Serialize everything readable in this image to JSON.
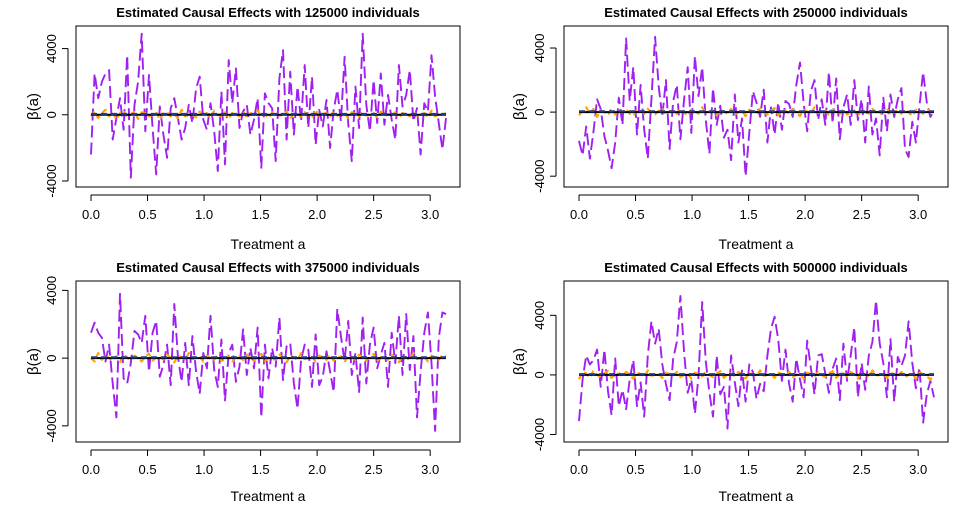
{
  "colors": {
    "estimate": "#A020F0",
    "orange_line": "#FFA500",
    "truth": "#000000",
    "blue_line": "#1E3A8A"
  },
  "chart_data": [
    {
      "type": "line",
      "title": "Estimated Causal Effects with 125000 individuals",
      "xlabel": "Treatment a",
      "ylabel": "β(a)",
      "xlim": [
        0,
        3.14
      ],
      "ylim": [
        -4000,
        5000
      ],
      "xticks": [
        "0.0",
        "0.5",
        "1.0",
        "1.5",
        "2.0",
        "2.5",
        "3.0"
      ],
      "yticks": [
        "-4000",
        "0",
        "4000"
      ],
      "x_range": [
        0,
        3.14
      ],
      "series": [
        {
          "style": "long-dash",
          "color": "#A020F0",
          "values": [
            -2400,
            2500,
            1000,
            2000,
            2500,
            2700,
            -1500,
            -200,
            1000,
            -900,
            3600,
            -3800,
            600,
            2000,
            4900,
            -1000,
            2400,
            -800,
            -3600,
            500,
            -1200,
            -2600,
            400,
            1000,
            -200,
            -1500,
            -800,
            600,
            -500,
            1600,
            2300,
            -300,
            -900,
            700,
            -1000,
            -3400,
            1400,
            -3000,
            3300,
            700,
            2800,
            -800,
            200,
            600,
            -1200,
            -300,
            1000,
            -3200,
            1300,
            700,
            400,
            -2800,
            2200,
            3900,
            -1500,
            2600,
            -1200,
            1700,
            -400,
            3000,
            -800,
            2300,
            -1800,
            300,
            -700,
            900,
            -2000,
            300,
            1500,
            -400,
            3500,
            -500,
            -2800,
            1700,
            -800,
            4900,
            600,
            -1000,
            2100,
            -500,
            2500,
            -600,
            1200,
            -300,
            -1500,
            3000,
            500,
            1200,
            2700,
            -400,
            400,
            -2400,
            700,
            200,
            3600,
            1100,
            -500,
            -2100,
            -200
          ]
        },
        {
          "style": "dashed",
          "color": "#FFA500",
          "values": [
            -100,
            200,
            -200,
            100,
            300,
            -100,
            200,
            -300,
            100,
            250,
            -150,
            0,
            200,
            -250,
            150,
            100,
            -100,
            0,
            200,
            -300,
            100,
            150,
            -100,
            50,
            -200,
            300,
            -100,
            100,
            0,
            -150,
            200,
            -50,
            100,
            -200,
            250,
            0,
            -100,
            150,
            -250,
            100,
            50,
            -100,
            200,
            -150,
            100,
            0,
            250,
            -100,
            50,
            -200,
            150,
            100,
            -50,
            0,
            200,
            -250,
            100,
            50,
            -100,
            150,
            0,
            -200,
            300,
            -100,
            50,
            100,
            -150,
            200,
            -50,
            0,
            100,
            -200,
            150,
            50,
            -100,
            200,
            -50,
            0,
            100,
            -150,
            200,
            -100,
            50,
            0,
            150,
            -200,
            100,
            50,
            -100,
            200,
            -50,
            0,
            100,
            -150,
            250,
            -100,
            50,
            0,
            100
          ]
        },
        {
          "style": "solid",
          "color": "#000000",
          "values": [
            0,
            0
          ]
        },
        {
          "style": "dashed",
          "color": "#1E3A8A",
          "values": [
            50,
            50
          ]
        }
      ]
    },
    {
      "type": "line",
      "title": "Estimated Causal Effects with 250000 individuals",
      "xlabel": "Treatment a",
      "ylabel": "β(a)",
      "xlim": [
        0,
        3.14
      ],
      "ylim": [
        -4300,
        5000
      ],
      "xticks": [
        "0.0",
        "0.5",
        "1.0",
        "1.5",
        "2.0",
        "2.5",
        "3.0"
      ],
      "yticks": [
        "-4000",
        "0",
        "4000"
      ],
      "x_range": [
        0,
        3.14
      ],
      "series": [
        {
          "style": "long-dash",
          "color": "#A020F0",
          "values": [
            -1800,
            -2700,
            -900,
            -2900,
            -1200,
            800,
            200,
            -1500,
            -2400,
            -3500,
            -1900,
            900,
            -800,
            4600,
            700,
            2800,
            -1400,
            1700,
            -1100,
            -2900,
            800,
            4700,
            1600,
            -300,
            2000,
            -2300,
            700,
            1700,
            -1700,
            800,
            2800,
            -1300,
            3500,
            1000,
            2800,
            -500,
            -2600,
            1500,
            -800,
            400,
            -1600,
            -1100,
            -3000,
            1100,
            -1900,
            -400,
            -4000,
            -1300,
            1300,
            600,
            -300,
            1400,
            -1900,
            300,
            -1400,
            600,
            -1100,
            700,
            500,
            -300,
            1700,
            3100,
            600,
            -1200,
            1300,
            2000,
            -500,
            800,
            -800,
            2500,
            -700,
            2100,
            -1700,
            300,
            1100,
            -800,
            2000,
            -500,
            800,
            -1900,
            1600,
            -1400,
            -400,
            -2700,
            900,
            -1200,
            1100,
            -300,
            800,
            1500,
            -2300,
            -2800,
            -600,
            -1900,
            400,
            2500,
            600,
            -300,
            100
          ]
        },
        {
          "style": "dashed",
          "color": "#FFA500",
          "values": [
            -200,
            100,
            300,
            -100,
            200,
            -300,
            100,
            0,
            -200,
            250,
            -150,
            100,
            0,
            200,
            -100,
            -250,
            150,
            50,
            -100,
            200,
            0,
            -150,
            100,
            250,
            -200,
            50,
            100,
            -100,
            200,
            0,
            -250,
            150,
            50,
            -100,
            300,
            -50,
            0,
            100,
            -200,
            150,
            50,
            -100,
            200,
            -150,
            0,
            100,
            -250,
            150,
            50,
            -100,
            200,
            0,
            -150,
            100,
            250,
            -200,
            50,
            100,
            -100,
            200,
            0,
            -250,
            150,
            50,
            -100,
            300,
            -50,
            0,
            100,
            -200,
            150,
            50,
            -100,
            200,
            -150,
            0,
            100,
            -250,
            150,
            50,
            -100,
            200,
            0,
            -150,
            100,
            250,
            -200,
            50,
            100,
            -100,
            200,
            0,
            -250,
            150,
            50,
            -100,
            200,
            0,
            100
          ]
        },
        {
          "style": "solid",
          "color": "#000000",
          "values": [
            0,
            0
          ]
        },
        {
          "style": "dashed",
          "color": "#1E3A8A",
          "values": [
            50,
            50
          ]
        }
      ]
    },
    {
      "type": "line",
      "title": "Estimated Causal Effects with 375000 individuals",
      "xlabel": "Treatment a",
      "ylabel": "β(a)",
      "xlim": [
        0,
        3.14
      ],
      "ylim": [
        -4600,
        4200
      ],
      "xticks": [
        "0.0",
        "0.5",
        "1.0",
        "1.5",
        "2.0",
        "2.5",
        "3.0"
      ],
      "yticks": [
        "-4000",
        "0",
        "4000"
      ],
      "x_range": [
        0,
        3.14
      ],
      "series": [
        {
          "style": "long-dash",
          "color": "#A020F0",
          "values": [
            1500,
            2100,
            1500,
            1200,
            -200,
            800,
            -1500,
            -3500,
            3800,
            -1200,
            -1500,
            -300,
            1600,
            1400,
            900,
            2500,
            -800,
            1500,
            2200,
            -1100,
            -400,
            800,
            -1600,
            3200,
            100,
            -1400,
            900,
            -1600,
            1300,
            -800,
            -2100,
            300,
            -600,
            2500,
            -700,
            -1700,
            1100,
            -2500,
            300,
            800,
            -1400,
            -500,
            1700,
            -1000,
            600,
            -600,
            1800,
            -3500,
            800,
            -1200,
            600,
            -500,
            2400,
            -1300,
            700,
            900,
            -1500,
            -3000,
            -100,
            800,
            500,
            -1700,
            1400,
            -1600,
            -1100,
            400,
            -800,
            -2000,
            2900,
            1300,
            -200,
            2200,
            -1000,
            300,
            -2000,
            2400,
            -1500,
            800,
            1800,
            -600,
            200,
            900,
            -1700,
            1500,
            -300,
            2500,
            -1000,
            2600,
            -700,
            1300,
            -3500,
            -800,
            1500,
            2700,
            -300,
            -4300,
            1200,
            2700,
            2600
          ]
        },
        {
          "style": "dashed",
          "color": "#FFA500",
          "values": [
            0,
            -200,
            300,
            -100,
            200,
            0,
            -150,
            100,
            -250,
            200,
            50,
            -100,
            150,
            0,
            -200,
            100,
            250,
            -150,
            50,
            100,
            -100,
            200,
            0,
            -250,
            150,
            50,
            -100,
            300,
            -50,
            0,
            100,
            -200,
            150,
            50,
            -100,
            200,
            -150,
            0,
            100,
            -250,
            150,
            50,
            -100,
            200,
            0,
            -150,
            100,
            250,
            -200,
            50,
            100,
            -100,
            200,
            0,
            -250,
            150,
            50,
            -100,
            300,
            -50,
            0,
            100,
            -200,
            150,
            50,
            -100,
            200,
            -150,
            0,
            100,
            -250,
            150,
            50,
            -100,
            200,
            0,
            -150,
            100,
            250,
            -200,
            50,
            100,
            -100,
            200,
            0,
            -250,
            150,
            50,
            -100,
            300,
            -50,
            0,
            100,
            -200,
            150,
            50,
            -100,
            200,
            100
          ]
        },
        {
          "style": "solid",
          "color": "#000000",
          "values": [
            0,
            0
          ]
        },
        {
          "style": "dashed",
          "color": "#1E3A8A",
          "values": [
            50,
            50
          ]
        }
      ]
    },
    {
      "type": "line",
      "title": "Estimated Causal Effects with 500000 individuals",
      "xlabel": "Treatment a",
      "ylabel": "β(a)",
      "xlim": [
        0,
        3.14
      ],
      "ylim": [
        -4100,
        5900
      ],
      "xticks": [
        "0.0",
        "0.5",
        "1.0",
        "1.5",
        "2.0",
        "2.5",
        "3.0"
      ],
      "yticks": [
        "-4000",
        "0",
        "4000"
      ],
      "x_range": [
        0,
        3.14
      ],
      "series": [
        {
          "style": "long-dash",
          "color": "#A020F0",
          "values": [
            -3100,
            -300,
            1300,
            700,
            1000,
            1700,
            -800,
            1700,
            -1100,
            -2700,
            1100,
            -2100,
            -1000,
            -2300,
            -300,
            1000,
            -2100,
            -500,
            -2800,
            1300,
            3600,
            2100,
            3100,
            700,
            -600,
            -1700,
            1100,
            2200,
            5300,
            1500,
            -1200,
            -300,
            -2600,
            -100,
            4900,
            900,
            -1200,
            -2800,
            1300,
            -1300,
            -800,
            -3600,
            1300,
            -500,
            -2100,
            300,
            -1800,
            700,
            200,
            -1600,
            -600,
            -1100,
            1300,
            3100,
            3900,
            2400,
            -400,
            1700,
            -600,
            -1800,
            1100,
            -300,
            -1500,
            2300,
            500,
            -1300,
            1300,
            1400,
            100,
            -1200,
            400,
            1100,
            -1700,
            2100,
            -400,
            1300,
            3200,
            -1500,
            800,
            -1000,
            1300,
            2200,
            5000,
            2100,
            800,
            -1500,
            2400,
            -1800,
            1200,
            600,
            1300,
            3600,
            800,
            -900,
            500,
            -3200,
            -1300,
            -400,
            -1500
          ]
        },
        {
          "style": "dashed",
          "color": "#FFA500",
          "values": [
            -300,
            200,
            100,
            -200,
            300,
            0,
            -150,
            100,
            250,
            -200,
            50,
            100,
            -100,
            200,
            0,
            -250,
            150,
            50,
            -100,
            300,
            -50,
            0,
            100,
            -200,
            150,
            50,
            -100,
            200,
            -150,
            0,
            100,
            -250,
            150,
            50,
            -100,
            200,
            0,
            -150,
            100,
            250,
            -200,
            50,
            100,
            -100,
            200,
            0,
            -250,
            150,
            50,
            -100,
            300,
            -50,
            0,
            100,
            -200,
            150,
            50,
            -100,
            200,
            -150,
            0,
            100,
            -250,
            150,
            50,
            -100,
            200,
            0,
            -150,
            100,
            250,
            -200,
            50,
            100,
            -100,
            200,
            0,
            -250,
            150,
            50,
            -100,
            300,
            -50,
            0,
            100,
            -200,
            150,
            50,
            -100,
            200,
            -150,
            0,
            100,
            -250,
            150,
            50,
            -100,
            -300,
            0
          ]
        },
        {
          "style": "solid",
          "color": "#000000",
          "values": [
            0,
            0
          ]
        },
        {
          "style": "dashed",
          "color": "#1E3A8A",
          "values": [
            50,
            50
          ]
        }
      ]
    }
  ]
}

——

## Exercise goal
Find the word "individuals" in the data and show each line that holds it.

## Answer to the problem
      "title": "Estimated Causal Effects with 125000 individuals",
      "title": "Estimated Causal Effects with 250000 individuals",
      "title": "Estimated Causal Effects with 375000 individuals",
      "title": "Estimated Causal Effects with 500000 individuals",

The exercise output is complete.